Work to complete:
Each entry below should be reproduced character for character.

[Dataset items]

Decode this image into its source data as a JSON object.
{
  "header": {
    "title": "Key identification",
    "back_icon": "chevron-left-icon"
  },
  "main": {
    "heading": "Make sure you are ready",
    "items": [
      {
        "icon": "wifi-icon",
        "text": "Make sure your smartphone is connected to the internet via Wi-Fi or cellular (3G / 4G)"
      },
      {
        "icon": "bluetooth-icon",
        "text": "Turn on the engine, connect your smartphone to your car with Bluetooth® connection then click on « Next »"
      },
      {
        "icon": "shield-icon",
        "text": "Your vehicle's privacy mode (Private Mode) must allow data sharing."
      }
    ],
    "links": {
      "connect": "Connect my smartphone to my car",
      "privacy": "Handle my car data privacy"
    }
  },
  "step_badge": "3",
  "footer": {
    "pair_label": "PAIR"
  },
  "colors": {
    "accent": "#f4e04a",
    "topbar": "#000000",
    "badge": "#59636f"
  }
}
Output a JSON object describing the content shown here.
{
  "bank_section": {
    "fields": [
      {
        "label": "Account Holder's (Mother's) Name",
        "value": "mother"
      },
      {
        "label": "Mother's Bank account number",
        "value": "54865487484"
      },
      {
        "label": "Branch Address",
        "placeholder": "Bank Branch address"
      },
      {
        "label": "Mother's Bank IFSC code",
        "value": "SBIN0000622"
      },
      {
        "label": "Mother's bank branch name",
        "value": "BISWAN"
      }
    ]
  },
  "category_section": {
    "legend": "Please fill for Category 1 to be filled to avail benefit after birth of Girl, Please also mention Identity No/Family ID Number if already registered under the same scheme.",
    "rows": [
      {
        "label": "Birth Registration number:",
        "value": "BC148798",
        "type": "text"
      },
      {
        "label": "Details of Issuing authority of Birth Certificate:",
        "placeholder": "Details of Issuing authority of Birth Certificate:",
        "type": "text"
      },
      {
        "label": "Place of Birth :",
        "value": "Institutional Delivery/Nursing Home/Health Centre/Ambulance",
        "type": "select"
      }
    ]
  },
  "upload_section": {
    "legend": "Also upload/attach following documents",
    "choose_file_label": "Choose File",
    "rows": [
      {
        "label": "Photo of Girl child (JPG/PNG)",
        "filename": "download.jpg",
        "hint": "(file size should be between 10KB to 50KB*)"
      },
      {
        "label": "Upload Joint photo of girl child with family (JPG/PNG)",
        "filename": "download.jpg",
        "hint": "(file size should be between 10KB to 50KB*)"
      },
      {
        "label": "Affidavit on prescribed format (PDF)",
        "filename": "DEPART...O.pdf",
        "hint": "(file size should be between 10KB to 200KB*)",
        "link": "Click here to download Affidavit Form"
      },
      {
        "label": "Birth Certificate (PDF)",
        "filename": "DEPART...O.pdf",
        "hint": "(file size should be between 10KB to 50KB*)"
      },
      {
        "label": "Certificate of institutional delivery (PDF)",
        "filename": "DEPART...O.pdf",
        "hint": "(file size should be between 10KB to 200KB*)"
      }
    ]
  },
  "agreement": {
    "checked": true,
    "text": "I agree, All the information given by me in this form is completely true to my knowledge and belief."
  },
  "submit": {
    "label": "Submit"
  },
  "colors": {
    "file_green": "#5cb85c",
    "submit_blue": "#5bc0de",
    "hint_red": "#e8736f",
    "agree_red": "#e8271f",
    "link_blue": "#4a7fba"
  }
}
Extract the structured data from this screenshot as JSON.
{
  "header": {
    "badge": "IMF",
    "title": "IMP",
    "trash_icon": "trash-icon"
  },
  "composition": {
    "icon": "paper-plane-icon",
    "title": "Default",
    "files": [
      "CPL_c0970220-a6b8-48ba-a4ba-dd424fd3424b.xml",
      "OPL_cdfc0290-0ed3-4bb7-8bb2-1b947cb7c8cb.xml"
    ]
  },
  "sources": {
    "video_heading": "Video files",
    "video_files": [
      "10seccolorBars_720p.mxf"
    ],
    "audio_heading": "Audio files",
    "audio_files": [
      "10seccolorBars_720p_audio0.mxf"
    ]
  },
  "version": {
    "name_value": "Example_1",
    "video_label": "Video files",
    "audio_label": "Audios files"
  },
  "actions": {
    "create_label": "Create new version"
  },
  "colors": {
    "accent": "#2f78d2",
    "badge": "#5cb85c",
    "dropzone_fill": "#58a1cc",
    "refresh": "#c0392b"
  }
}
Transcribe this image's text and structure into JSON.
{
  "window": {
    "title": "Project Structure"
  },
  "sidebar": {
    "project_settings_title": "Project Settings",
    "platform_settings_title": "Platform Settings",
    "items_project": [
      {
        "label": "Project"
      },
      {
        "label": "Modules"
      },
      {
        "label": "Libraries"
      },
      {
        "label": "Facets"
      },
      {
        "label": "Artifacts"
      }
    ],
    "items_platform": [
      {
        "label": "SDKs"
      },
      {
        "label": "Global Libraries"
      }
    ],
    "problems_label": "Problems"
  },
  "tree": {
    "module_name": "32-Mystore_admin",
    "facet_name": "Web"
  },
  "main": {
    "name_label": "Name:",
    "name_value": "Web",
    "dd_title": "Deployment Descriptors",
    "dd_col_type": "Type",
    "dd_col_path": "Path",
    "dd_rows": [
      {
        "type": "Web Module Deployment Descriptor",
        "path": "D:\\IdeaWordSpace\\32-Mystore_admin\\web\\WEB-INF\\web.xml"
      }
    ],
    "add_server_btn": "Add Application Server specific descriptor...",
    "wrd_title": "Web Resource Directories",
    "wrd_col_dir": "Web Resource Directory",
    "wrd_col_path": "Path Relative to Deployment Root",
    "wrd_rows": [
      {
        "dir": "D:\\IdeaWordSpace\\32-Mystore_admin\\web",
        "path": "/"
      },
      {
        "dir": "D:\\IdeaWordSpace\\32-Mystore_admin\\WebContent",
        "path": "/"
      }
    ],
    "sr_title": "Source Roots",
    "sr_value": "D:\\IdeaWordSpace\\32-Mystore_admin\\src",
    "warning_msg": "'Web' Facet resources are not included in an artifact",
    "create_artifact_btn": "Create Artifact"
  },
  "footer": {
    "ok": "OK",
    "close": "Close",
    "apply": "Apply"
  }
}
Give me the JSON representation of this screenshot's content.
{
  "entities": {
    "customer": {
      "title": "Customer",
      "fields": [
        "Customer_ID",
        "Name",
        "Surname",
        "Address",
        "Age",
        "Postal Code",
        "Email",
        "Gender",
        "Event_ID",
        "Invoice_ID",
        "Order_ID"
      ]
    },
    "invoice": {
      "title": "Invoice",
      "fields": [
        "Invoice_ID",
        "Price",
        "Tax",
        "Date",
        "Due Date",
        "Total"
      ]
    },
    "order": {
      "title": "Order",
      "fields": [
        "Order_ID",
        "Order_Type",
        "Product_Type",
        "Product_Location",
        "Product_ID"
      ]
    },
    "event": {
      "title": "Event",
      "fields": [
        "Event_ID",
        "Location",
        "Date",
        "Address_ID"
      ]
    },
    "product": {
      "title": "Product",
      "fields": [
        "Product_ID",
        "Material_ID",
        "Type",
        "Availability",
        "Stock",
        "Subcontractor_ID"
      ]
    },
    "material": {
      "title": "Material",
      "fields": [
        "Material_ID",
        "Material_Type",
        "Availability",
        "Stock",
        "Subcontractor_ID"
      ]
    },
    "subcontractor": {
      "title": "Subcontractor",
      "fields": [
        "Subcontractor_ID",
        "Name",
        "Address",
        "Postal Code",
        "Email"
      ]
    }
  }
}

Output for this exercise:
Decode this image into its source data as a JSON object.
{
  "header": {
    "title": "Key identification",
    "back_icon": "chevron-left-icon"
  },
  "main": {
    "heading": "Make sure you are ready",
    "items": [
      {
        "icon": "wifi-icon",
        "text": "Make sure your smartphone is connected to the internet via Wi-Fi or cellular (3G / 4G)"
      },
      {
        "icon": "bluetooth-icon",
        "text": "Turn on the engine, connect your smartphone to your car with Bluetooth® connection then click on « Next »"
      },
      {
        "icon": "shield-icon",
        "text": "Your vehicle's privacy mode (Private Mode) must allow data sharing."
      }
    ],
    "links": {
      "connect": "Connect my smartphone to my car",
      "privacy": "Handle my car data privacy"
    }
  },
  "step_badge": "3",
  "footer": {
    "pair_label": "PAIR"
  },
  "colors": {
    "accent": "#f4e04a",
    "topbar": "#000000",
    "badge": "#59636f"
  }
}
Output a JSON object describing the content shown here.
{
  "bank_section": {
    "fields": [
      {
        "label": "Account Holder's (Mother's) Name",
        "value": "mother"
      },
      {
        "label": "Mother's Bank account number",
        "value": "54865487484"
      },
      {
        "label": "Branch Address",
        "placeholder": "Bank Branch address"
      },
      {
        "label": "Mother's Bank IFSC code",
        "value": "SBIN0000622"
      },
      {
        "label": "Mother's bank branch name",
        "value": "BISWAN"
      }
    ]
  },
  "category_section": {
    "legend": "Please fill for Category 1 to be filled to avail benefit after birth of Girl, Please also mention Identity No/Family ID Number if already registered under the same scheme.",
    "rows": [
      {
        "label": "Birth Registration number:",
        "value": "BC148798",
        "type": "text"
      },
      {
        "label": "Details of Issuing authority of Birth Certificate:",
        "placeholder": "Details of Issuing authority of Birth Certificate:",
        "type": "text"
      },
      {
        "label": "Place of Birth :",
        "value": "Institutional Delivery/Nursing Home/Health Centre/Ambulance",
        "type": "select"
      }
    ]
  },
  "upload_section": {
    "legend": "Also upload/attach following documents",
    "choose_file_label": "Choose File",
    "rows": [
      {
        "label": "Photo of Girl child (JPG/PNG)",
        "filename": "download.jpg",
        "hint": "(file size should be between 10KB to 50KB*)"
      },
      {
        "label": "Upload Joint photo of girl child with family (JPG/PNG)",
        "filename": "download.jpg",
        "hint": "(file size should be between 10KB to 50KB*)"
      },
      {
        "label": "Affidavit on prescribed format (PDF)",
        "filename": "DEPART...O.pdf",
        "hint": "(file size should be between 10KB to 200KB*)",
        "link": "Click here to download Affidavit Form"
      },
      {
        "label": "Birth Certificate (PDF)",
        "filename": "DEPART...O.pdf",
        "hint": "(file size should be between 10KB to 50KB*)"
      },
      {
        "label": "Certificate of institutional delivery (PDF)",
        "filename": "DEPART...O.pdf",
        "hint": "(file size should be between 10KB to 200KB*)"
      }
    ]
  },
  "agreement": {
    "checked": true,
    "text": "I agree, All the information given by me in this form is completely true to my knowledge and belief."
  },
  "submit": {
    "label": "Submit"
  },
  "colors": {
    "file_green": "#5cb85c",
    "submit_blue": "#5bc0de",
    "hint_red": "#e8736f",
    "agree_red": "#e8271f",
    "link_blue": "#4a7fba"
  }
}
Extract the structured data from this screenshot as JSON.
{
  "header": {
    "badge": "IMF",
    "title": "IMP",
    "trash_icon": "trash-icon"
  },
  "composition": {
    "icon": "paper-plane-icon",
    "title": "Default",
    "files": [
      "CPL_c0970220-a6b8-48ba-a4ba-dd424fd3424b.xml",
      "OPL_cdfc0290-0ed3-4bb7-8bb2-1b947cb7c8cb.xml"
    ]
  },
  "sources": {
    "video_heading": "Video files",
    "video_files": [
      "10seccolorBars_720p.mxf"
    ],
    "audio_heading": "Audio files",
    "audio_files": [
      "10seccolorBars_720p_audio0.mxf"
    ]
  },
  "version": {
    "name_value": "Example_1",
    "video_label": "Video files",
    "audio_label": "Audios files"
  },
  "actions": {
    "create_label": "Create new version"
  },
  "colors": {
    "accent": "#2f78d2",
    "badge": "#5cb85c",
    "dropzone_fill": "#58a1cc",
    "refresh": "#c0392b"
  }
}
Transcribe this image's text and structure into JSON.
{
  "window": {
    "title": "Project Structure"
  },
  "sidebar": {
    "project_settings_title": "Project Settings",
    "platform_settings_title": "Platform Settings",
    "items_project": [
      {
        "label": "Project"
      },
      {
        "label": "Modules"
      },
      {
        "label": "Libraries"
      },
      {
        "label": "Facets"
      },
      {
        "label": "Artifacts"
      }
    ],
    "items_platform": [
      {
        "label": "SDKs"
      },
      {
        "label": "Global Libraries"
      }
    ],
    "problems_label": "Problems"
  },
  "tree": {
    "module_name": "32-Mystore_admin",
    "facet_name": "Web"
  },
  "main": {
    "name_label": "Name:",
    "name_value": "Web",
    "dd_title": "Deployment Descriptors",
    "dd_col_type": "Type",
    "dd_col_path": "Path",
    "dd_rows": [
      {
        "type": "Web Module Deployment Descriptor",
        "path": "D:\\IdeaWordSpace\\32-Mystore_admin\\web\\WEB-INF\\web.xml"
      }
    ],
    "add_server_btn": "Add Application Server specific descriptor...",
    "wrd_title": "Web Resource Directories",
    "wrd_col_dir": "Web Resource Directory",
    "wrd_col_path": "Path Relative to Deployment Root",
    "wrd_rows": [
      {
        "dir": "D:\\IdeaWordSpace\\32-Mystore_admin\\web",
        "path": "/"
      },
      {
        "dir": "D:\\IdeaWordSpace\\32-Mystore_admin\\WebContent",
        "path": "/"
      }
    ],
    "sr_title": "Source Roots",
    "sr_value": "D:\\IdeaWordSpace\\32-Mystore_admin\\src",
    "warning_msg": "'Web' Facet resources are not included in an artifact",
    "create_artifact_btn": "Create Artifact"
  },
  "footer": {
    "ok": "OK",
    "close": "Close",
    "apply": "Apply"
  }
}
Give me the JSON representation of this screenshot's content.
{
  "entities": {
    "customer": {
      "title": "Customer",
      "fields": [
        "Customer_ID",
        "Name",
        "Surname",
        "Address",
        "Age",
        "Postal Code",
        "Email",
        "Gender",
        "Event_ID",
        "Invoice_ID",
        "Order_ID"
      ]
    },
    "invoice": {
      "title": "Invoice",
      "fields": [
        "Invoice_ID",
        "Price",
        "Tax",
        "Date",
        "Due Date",
        "Total"
      ]
    },
    "order": {
      "title": "Order",
      "fields": [
        "Order_ID",
        "Order_Type",
        "Product_Type",
        "Product_Location",
        "Product_ID"
      ]
    },
    "event": {
      "title": "Event",
      "fields": [
        "Event_ID",
        "Location",
        "Date",
        "Address_ID"
      ]
    },
    "product": {
      "title": "Product",
      "fields": [
        "Product_ID",
        "Material_ID",
        "Type",
        "Availability",
        "Stock",
        "Subcontractor_ID"
      ]
    },
    "material": {
      "title": "Material",
      "fields": [
        "Material_ID",
        "Material_Type",
        "Availability",
        "Stock",
        "Subcontractor_ID"
      ]
    },
    "subcontractor": {
      "title": "Subcontractor",
      "fields": [
        "Subcontractor_ID",
        "Name",
        "Address",
        "Postal Code",
        "Email"
      ]
    }
  }
}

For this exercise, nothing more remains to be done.